## [Stated problem]
Say how many lines of these entries include the word "Sierra", and answer with the number alone.

## [Extracted material]
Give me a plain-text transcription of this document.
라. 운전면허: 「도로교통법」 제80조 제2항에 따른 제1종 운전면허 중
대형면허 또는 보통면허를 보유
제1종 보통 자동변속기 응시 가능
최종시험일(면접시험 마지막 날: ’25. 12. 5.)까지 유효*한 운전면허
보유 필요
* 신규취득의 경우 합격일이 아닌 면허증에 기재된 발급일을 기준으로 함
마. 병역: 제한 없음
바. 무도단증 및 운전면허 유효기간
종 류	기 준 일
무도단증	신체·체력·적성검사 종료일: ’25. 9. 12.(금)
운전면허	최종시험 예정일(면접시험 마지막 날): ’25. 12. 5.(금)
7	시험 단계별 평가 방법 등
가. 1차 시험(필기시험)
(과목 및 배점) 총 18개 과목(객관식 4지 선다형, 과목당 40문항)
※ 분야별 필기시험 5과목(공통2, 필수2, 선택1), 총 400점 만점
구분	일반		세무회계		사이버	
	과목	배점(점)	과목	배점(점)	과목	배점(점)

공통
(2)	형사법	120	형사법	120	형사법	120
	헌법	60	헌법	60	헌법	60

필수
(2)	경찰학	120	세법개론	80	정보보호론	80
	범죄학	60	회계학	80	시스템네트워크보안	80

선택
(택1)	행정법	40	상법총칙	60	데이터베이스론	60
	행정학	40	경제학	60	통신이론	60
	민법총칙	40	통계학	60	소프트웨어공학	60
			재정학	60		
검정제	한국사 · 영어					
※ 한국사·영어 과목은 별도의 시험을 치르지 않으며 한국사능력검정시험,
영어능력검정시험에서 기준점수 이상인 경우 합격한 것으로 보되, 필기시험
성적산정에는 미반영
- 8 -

...

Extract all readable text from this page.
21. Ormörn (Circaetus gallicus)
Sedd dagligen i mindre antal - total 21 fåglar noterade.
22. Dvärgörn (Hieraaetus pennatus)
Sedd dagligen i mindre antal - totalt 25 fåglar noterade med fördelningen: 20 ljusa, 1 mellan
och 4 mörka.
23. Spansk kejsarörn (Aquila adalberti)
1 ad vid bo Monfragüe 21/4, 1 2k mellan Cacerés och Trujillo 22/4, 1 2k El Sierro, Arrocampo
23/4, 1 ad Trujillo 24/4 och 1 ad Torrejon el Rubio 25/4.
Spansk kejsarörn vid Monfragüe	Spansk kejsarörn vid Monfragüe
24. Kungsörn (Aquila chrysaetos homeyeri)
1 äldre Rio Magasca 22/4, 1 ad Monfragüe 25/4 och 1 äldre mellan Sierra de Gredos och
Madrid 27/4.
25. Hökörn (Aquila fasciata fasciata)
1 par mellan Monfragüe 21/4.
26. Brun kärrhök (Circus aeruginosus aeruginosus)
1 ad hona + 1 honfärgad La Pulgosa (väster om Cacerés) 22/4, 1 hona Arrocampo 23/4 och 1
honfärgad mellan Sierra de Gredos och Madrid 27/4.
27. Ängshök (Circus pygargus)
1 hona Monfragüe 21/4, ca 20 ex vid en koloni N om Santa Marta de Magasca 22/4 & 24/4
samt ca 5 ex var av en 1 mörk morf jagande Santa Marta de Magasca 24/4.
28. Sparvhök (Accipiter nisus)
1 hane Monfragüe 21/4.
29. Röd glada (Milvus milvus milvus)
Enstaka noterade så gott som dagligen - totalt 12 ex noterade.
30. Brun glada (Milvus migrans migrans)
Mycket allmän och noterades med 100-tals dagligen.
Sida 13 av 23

## [Output of the task]
2